Extracted records
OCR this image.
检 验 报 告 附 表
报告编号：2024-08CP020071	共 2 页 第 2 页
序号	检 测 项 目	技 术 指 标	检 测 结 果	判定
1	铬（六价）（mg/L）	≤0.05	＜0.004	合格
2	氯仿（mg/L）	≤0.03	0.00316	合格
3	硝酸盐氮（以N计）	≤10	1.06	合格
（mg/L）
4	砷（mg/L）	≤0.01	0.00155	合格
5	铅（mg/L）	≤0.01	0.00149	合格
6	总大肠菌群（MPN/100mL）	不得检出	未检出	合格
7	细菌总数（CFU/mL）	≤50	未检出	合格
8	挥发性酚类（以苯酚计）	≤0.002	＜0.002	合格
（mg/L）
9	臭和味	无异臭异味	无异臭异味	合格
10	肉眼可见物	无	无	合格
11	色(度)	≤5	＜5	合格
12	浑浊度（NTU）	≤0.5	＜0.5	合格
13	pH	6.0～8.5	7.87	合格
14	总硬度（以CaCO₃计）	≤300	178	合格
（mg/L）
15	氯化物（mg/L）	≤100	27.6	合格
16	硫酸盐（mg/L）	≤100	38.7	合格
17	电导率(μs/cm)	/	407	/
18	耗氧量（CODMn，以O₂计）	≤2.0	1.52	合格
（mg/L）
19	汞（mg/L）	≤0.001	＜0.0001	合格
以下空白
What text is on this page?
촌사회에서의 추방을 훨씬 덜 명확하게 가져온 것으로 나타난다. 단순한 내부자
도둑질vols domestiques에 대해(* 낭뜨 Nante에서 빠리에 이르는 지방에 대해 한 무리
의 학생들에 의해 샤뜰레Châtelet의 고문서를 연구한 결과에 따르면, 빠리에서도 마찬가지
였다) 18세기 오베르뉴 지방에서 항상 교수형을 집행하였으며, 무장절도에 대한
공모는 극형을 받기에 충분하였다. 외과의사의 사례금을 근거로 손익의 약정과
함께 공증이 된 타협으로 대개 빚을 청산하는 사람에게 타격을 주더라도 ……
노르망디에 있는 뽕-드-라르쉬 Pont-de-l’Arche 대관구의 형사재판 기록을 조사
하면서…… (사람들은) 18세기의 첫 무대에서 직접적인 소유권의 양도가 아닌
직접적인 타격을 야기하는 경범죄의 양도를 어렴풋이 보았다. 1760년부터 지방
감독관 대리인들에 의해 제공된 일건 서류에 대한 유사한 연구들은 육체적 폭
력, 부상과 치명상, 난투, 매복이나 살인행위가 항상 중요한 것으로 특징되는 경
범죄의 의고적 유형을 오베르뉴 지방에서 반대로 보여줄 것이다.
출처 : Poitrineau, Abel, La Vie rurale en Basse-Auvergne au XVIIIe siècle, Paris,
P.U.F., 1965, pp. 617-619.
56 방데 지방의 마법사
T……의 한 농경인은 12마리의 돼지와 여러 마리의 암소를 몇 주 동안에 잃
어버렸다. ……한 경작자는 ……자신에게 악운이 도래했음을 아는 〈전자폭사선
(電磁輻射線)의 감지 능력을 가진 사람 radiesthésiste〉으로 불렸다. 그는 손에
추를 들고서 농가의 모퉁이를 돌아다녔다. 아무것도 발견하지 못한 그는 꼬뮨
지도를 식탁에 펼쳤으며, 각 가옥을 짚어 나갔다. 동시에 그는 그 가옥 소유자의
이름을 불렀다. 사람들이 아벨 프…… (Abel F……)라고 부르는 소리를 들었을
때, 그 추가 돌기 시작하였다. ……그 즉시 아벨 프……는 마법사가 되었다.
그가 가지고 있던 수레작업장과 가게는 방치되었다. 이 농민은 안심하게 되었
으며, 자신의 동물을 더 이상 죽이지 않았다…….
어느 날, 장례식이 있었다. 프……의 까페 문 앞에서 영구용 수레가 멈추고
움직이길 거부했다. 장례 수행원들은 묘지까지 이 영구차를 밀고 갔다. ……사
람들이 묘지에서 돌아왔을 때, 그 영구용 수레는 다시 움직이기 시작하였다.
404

**Task description**
Restate the whole of the material exactly.

**Complete answer**
OCR this image.
检 验 报 告 附 表
报告编号：2024-08CP020071	共 2 页 第 2 页
序号	检 测 项 目	技 术 指 标	检 测 结 果	判定
1	铬（六价）（mg/L）	≤0.05	＜0.004	合格
2	氯仿（mg/L）	≤0.03	0.00316	合格
3	硝酸盐氮（以N计）	≤10	1.06	合格
（mg/L）
4	砷（mg/L）	≤0.01	0.00155	合格
5	铅（mg/L）	≤0.01	0.00149	合格
6	总大肠菌群（MPN/100mL）	不得检出	未检出	合格
7	细菌总数（CFU/mL）	≤50	未检出	合格
8	挥发性酚类（以苯酚计）	≤0.002	＜0.002	合格
（mg/L）
9	臭和味	无异臭异味	无异臭异味	合格
10	肉眼可见物	无	无	合格
11	色(度)	≤5	＜5	合格
12	浑浊度（NTU）	≤0.5	＜0.5	合格
13	pH	6.0～8.5	7.87	合格
14	总硬度（以CaCO₃计）	≤300	178	合格
（mg/L）
15	氯化物（mg/L）	≤100	27.6	合格
16	硫酸盐（mg/L）	≤100	38.7	合格
17	电导率(μs/cm)	/	407	/
18	耗氧量（CODMn，以O₂计）	≤2.0	1.52	合格
（mg/L）
19	汞（mg/L）	≤0.001	＜0.0001	合格
以下空白
What text is on this page?
촌사회에서의 추방을 훨씬 덜 명확하게 가져온 것으로 나타난다. 단순한 내부자
도둑질vols domestiques에 대해(* 낭뜨 Nante에서 빠리에 이르는 지방에 대해 한 무리
의 학생들에 의해 샤뜰레Châtelet의 고문서를 연구한 결과에 따르면, 빠리에서도 마찬가지
였다) 18세기 오베르뉴 지방에서 항상 교수형을 집행하였으며, 무장절도에 대한
공모는 극형을 받기에 충분하였다. 외과의사의 사례금을 근거로 손익의 약정과
함께 공증이 된 타협으로 대개 빚을 청산하는 사람에게 타격을 주더라도 ……
노르망디에 있는 뽕-드-라르쉬 Pont-de-l’Arche 대관구의 형사재판 기록을 조사
하면서…… (사람들은) 18세기의 첫 무대에서 직접적인 소유권의 양도가 아닌
직접적인 타격을 야기하는 경범죄의 양도를 어렴풋이 보았다. 1760년부터 지방
감독관 대리인들에 의해 제공된 일건 서류에 대한 유사한 연구들은 육체적 폭
력, 부상과 치명상, 난투, 매복이나 살인행위가 항상 중요한 것으로 특징되는 경
범죄의 의고적 유형을 오베르뉴 지방에서 반대로 보여줄 것이다.
출처 : Poitrineau, Abel, La Vie rurale en Basse-Auvergne au XVIIIe siècle, Paris,
P.U.F., 1965, pp. 617-619.
56 방데 지방의 마법사
T……의 한 농경인은 12마리의 돼지와 여러 마리의 암소를 몇 주 동안에 잃
어버렸다. ……한 경작자는 ……자신에게 악운이 도래했음을 아는 〈전자폭사선
(電磁輻射線)의 감지 능력을 가진 사람 radiesthésiste〉으로 불렸다. 그는 손에
추를 들고서 농가의 모퉁이를 돌아다녔다. 아무것도 발견하지 못한 그는 꼬뮨
지도를 식탁에 펼쳤으며, 각 가옥을 짚어 나갔다. 동시에 그는 그 가옥 소유자의
이름을 불렀다. 사람들이 아벨 프…… (Abel F……)라고 부르는 소리를 들었을
때, 그 추가 돌기 시작하였다. ……그 즉시 아벨 프……는 마법사가 되었다.
그가 가지고 있던 수레작업장과 가게는 방치되었다. 이 농민은 안심하게 되었
으며, 자신의 동물을 더 이상 죽이지 않았다…….
어느 날, 장례식이 있었다. 프……의 까페 문 앞에서 영구용 수레가 멈추고
움직이길 거부했다. 장례 수행원들은 묘지까지 이 영구차를 밀고 갔다. ……사
람들이 묘지에서 돌아왔을 때, 그 영구용 수레는 다시 움직이기 시작하였다.
404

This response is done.